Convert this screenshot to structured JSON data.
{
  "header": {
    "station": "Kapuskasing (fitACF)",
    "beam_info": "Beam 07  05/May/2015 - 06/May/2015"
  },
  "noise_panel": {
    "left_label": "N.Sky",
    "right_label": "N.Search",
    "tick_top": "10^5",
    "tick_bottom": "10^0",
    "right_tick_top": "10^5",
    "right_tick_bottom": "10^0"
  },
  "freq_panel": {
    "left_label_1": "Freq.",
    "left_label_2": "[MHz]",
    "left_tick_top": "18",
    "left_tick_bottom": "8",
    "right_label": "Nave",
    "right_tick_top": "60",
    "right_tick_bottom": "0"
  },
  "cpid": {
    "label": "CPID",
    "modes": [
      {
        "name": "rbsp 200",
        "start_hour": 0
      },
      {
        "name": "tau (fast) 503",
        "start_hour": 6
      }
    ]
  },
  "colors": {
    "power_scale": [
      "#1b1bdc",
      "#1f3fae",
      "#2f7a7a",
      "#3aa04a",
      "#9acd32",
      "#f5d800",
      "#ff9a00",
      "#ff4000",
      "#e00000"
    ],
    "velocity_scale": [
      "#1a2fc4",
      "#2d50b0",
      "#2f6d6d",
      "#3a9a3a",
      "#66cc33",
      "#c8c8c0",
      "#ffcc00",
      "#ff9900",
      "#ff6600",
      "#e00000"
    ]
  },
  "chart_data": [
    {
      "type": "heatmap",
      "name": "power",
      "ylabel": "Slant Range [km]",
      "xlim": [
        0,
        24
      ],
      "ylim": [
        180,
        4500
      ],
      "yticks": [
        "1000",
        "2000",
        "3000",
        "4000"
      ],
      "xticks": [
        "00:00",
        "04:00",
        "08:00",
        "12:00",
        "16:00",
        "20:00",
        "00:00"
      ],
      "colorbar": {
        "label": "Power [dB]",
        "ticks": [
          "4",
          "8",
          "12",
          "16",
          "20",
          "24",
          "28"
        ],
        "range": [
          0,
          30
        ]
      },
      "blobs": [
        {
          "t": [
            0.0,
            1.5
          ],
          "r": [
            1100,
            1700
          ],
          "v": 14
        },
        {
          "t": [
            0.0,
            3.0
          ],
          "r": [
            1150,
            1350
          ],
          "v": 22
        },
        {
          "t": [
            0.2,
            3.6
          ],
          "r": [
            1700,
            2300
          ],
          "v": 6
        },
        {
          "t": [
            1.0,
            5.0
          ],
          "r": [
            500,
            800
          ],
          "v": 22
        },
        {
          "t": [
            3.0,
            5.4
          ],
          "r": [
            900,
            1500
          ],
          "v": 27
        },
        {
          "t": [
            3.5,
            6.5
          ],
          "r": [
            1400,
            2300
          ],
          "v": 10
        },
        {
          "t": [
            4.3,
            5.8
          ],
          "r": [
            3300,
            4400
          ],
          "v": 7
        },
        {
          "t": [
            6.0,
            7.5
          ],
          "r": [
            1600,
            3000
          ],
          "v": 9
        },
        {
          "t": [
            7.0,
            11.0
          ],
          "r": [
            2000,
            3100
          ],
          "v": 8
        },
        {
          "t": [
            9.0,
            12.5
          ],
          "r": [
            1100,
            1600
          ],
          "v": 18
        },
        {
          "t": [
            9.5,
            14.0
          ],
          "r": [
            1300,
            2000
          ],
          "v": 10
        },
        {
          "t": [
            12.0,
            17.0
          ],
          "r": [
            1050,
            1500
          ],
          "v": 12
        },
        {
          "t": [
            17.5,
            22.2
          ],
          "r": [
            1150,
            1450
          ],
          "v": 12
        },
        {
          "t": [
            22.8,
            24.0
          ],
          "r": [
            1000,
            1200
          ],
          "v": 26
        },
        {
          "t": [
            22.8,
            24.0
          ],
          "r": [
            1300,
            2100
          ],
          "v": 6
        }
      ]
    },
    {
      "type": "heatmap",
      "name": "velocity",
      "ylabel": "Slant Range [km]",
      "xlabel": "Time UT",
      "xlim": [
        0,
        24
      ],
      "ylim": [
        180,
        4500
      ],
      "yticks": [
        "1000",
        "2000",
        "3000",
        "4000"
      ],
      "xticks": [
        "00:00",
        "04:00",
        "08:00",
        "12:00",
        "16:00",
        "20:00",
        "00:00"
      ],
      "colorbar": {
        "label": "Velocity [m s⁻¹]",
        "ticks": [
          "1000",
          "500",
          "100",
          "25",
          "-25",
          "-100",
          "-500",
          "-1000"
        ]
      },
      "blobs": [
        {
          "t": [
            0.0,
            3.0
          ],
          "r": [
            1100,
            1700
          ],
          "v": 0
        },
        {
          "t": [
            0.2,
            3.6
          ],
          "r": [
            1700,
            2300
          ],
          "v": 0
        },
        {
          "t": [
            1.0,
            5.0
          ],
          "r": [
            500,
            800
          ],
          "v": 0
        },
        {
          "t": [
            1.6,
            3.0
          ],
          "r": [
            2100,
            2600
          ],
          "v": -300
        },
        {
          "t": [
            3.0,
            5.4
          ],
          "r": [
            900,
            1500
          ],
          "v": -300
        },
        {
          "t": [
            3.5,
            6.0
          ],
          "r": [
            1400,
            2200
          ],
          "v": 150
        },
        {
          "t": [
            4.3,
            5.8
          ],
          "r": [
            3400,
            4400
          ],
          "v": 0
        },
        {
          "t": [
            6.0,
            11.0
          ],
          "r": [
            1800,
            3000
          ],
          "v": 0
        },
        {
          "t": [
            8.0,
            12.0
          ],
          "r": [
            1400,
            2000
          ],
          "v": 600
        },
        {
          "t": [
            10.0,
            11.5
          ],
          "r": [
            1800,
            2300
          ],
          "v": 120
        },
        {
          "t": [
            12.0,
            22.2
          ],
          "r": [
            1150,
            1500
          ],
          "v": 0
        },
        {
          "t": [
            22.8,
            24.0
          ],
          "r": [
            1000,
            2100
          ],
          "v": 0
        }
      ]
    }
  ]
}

◆ WORK TO DO ◆
The records above should be duplicated in full, exactly as given.

◆ IN RESPONSE ◆
Convert this screenshot to structured JSON data.
{
  "header": {
    "station": "Kapuskasing (fitACF)",
    "beam_info": "Beam 07  05/May/2015 - 06/May/2015"
  },
  "noise_panel": {
    "left_label": "N.Sky",
    "right_label": "N.Search",
    "tick_top": "10^5",
    "tick_bottom": "10^0",
    "right_tick_top": "10^5",
    "right_tick_bottom": "10^0"
  },
  "freq_panel": {
    "left_label_1": "Freq.",
    "left_label_2": "[MHz]",
    "left_tick_top": "18",
    "left_tick_bottom": "8",
    "right_label": "Nave",
    "right_tick_top": "60",
    "right_tick_bottom": "0"
  },
  "cpid": {
    "label": "CPID",
    "modes": [
      {
        "name": "rbsp 200",
        "start_hour": 0
      },
      {
        "name": "tau (fast) 503",
        "start_hour": 6
      }
    ]
  },
  "colors": {
    "power_scale": [
      "#1b1bdc",
      "#1f3fae",
      "#2f7a7a",
      "#3aa04a",
      "#9acd32",
      "#f5d800",
      "#ff9a00",
      "#ff4000",
      "#e00000"
    ],
    "velocity_scale": [
      "#1a2fc4",
      "#2d50b0",
      "#2f6d6d",
      "#3a9a3a",
      "#66cc33",
      "#c8c8c0",
      "#ffcc00",
      "#ff9900",
      "#ff6600",
      "#e00000"
    ]
  },
  "chart_data": [
    {
      "type": "heatmap",
      "name": "power",
      "ylabel": "Slant Range [km]",
      "xlim": [
        0,
        24
      ],
      "ylim": [
        180,
        4500
      ],
      "yticks": [
        "1000",
        "2000",
        "3000",
        "4000"
      ],
      "xticks": [
        "00:00",
        "04:00",
        "08:00",
        "12:00",
        "16:00",
        "20:00",
        "00:00"
      ],
      "colorbar": {
        "label": "Power [dB]",
        "ticks": [
          "4",
          "8",
          "12",
          "16",
          "20",
          "24",
          "28"
        ],
        "range": [
          0,
          30
        ]
      },
      "blobs": [
        {
          "t": [
            0.0,
            1.5
          ],
          "r": [
            1100,
            1700
          ],
          "v": 14
        },
        {
          "t": [
            0.0,
            3.0
          ],
          "r": [
            1150,
            1350
          ],
          "v": 22
        },
        {
          "t": [
            0.2,
            3.6
          ],
          "r": [
            1700,
            2300
          ],
          "v": 6
        },
        {
          "t": [
            1.0,
            5.0
          ],
          "r": [
            500,
            800
          ],
          "v": 22
        },
        {
          "t": [
            3.0,
            5.4
          ],
          "r": [
            900,
            1500
          ],
          "v": 27
        },
        {
          "t": [
            3.5,
            6.5
          ],
          "r": [
            1400,
            2300
          ],
          "v": 10
        },
        {
          "t": [
            4.3,
            5.8
          ],
          "r": [
            3300,
            4400
          ],
          "v": 7
        },
        {
          "t": [
            6.0,
            7.5
          ],
          "r": [
            1600,
            3000
          ],
          "v": 9
        },
        {
          "t": [
            7.0,
            11.0
          ],
          "r": [
            2000,
            3100
          ],
          "v": 8
        },
        {
          "t": [
            9.0,
            12.5
          ],
          "r": [
            1100,
            1600
          ],
          "v": 18
        },
        {
          "t": [
            9.5,
            14.0
          ],
          "r": [
            1300,
            2000
          ],
          "v": 10
        },
        {
          "t": [
            12.0,
            17.0
          ],
          "r": [
            1050,
            1500
          ],
          "v": 12
        },
        {
          "t": [
            17.5,
            22.2
          ],
          "r": [
            1150,
            1450
          ],
          "v": 12
        },
        {
          "t": [
            22.8,
            24.0
          ],
          "r": [
            1000,
            1200
          ],
          "v": 26
        },
        {
          "t": [
            22.8,
            24.0
          ],
          "r": [
            1300,
            2100
          ],
          "v": 6
        }
      ]
    },
    {
      "type": "heatmap",
      "name": "velocity",
      "ylabel": "Slant Range [km]",
      "xlabel": "Time UT",
      "xlim": [
        0,
        24
      ],
      "ylim": [
        180,
        4500
      ],
      "yticks": [
        "1000",
        "2000",
        "3000",
        "4000"
      ],
      "xticks": [
        "00:00",
        "04:00",
        "08:00",
        "12:00",
        "16:00",
        "20:00",
        "00:00"
      ],
      "colorbar": {
        "label": "Velocity [m s⁻¹]",
        "ticks": [
          "1000",
          "500",
          "100",
          "25",
          "-25",
          "-100",
          "-500",
          "-1000"
        ]
      },
      "blobs": [
        {
          "t": [
            0.0,
            3.0
          ],
          "r": [
            1100,
            1700
          ],
          "v": 0
        },
        {
          "t": [
            0.2,
            3.6
          ],
          "r": [
            1700,
            2300
          ],
          "v": 0
        },
        {
          "t": [
            1.0,
            5.0
          ],
          "r": [
            500,
            800
          ],
          "v": 0
        },
        {
          "t": [
            1.6,
            3.0
          ],
          "r": [
            2100,
            2600
          ],
          "v": -300
        },
        {
          "t": [
            3.0,
            5.4
          ],
          "r": [
            900,
            1500
          ],
          "v": -300
        },
        {
          "t": [
            3.5,
            6.0
          ],
          "r": [
            1400,
            2200
          ],
          "v": 150
        },
        {
          "t": [
            4.3,
            5.8
          ],
          "r": [
            3400,
            4400
          ],
          "v": 0
        },
        {
          "t": [
            6.0,
            11.0
          ],
          "r": [
            1800,
            3000
          ],
          "v": 0
        },
        {
          "t": [
            8.0,
            12.0
          ],
          "r": [
            1400,
            2000
          ],
          "v": 600
        },
        {
          "t": [
            10.0,
            11.5
          ],
          "r": [
            1800,
            2300
          ],
          "v": 120
        },
        {
          "t": [
            12.0,
            22.2
          ],
          "r": [
            1150,
            1500
          ],
          "v": 0
        },
        {
          "t": [
            22.8,
            24.0
          ],
          "r": [
            1000,
            2100
          ],
          "v": 0
        }
      ]
    }
  ]
}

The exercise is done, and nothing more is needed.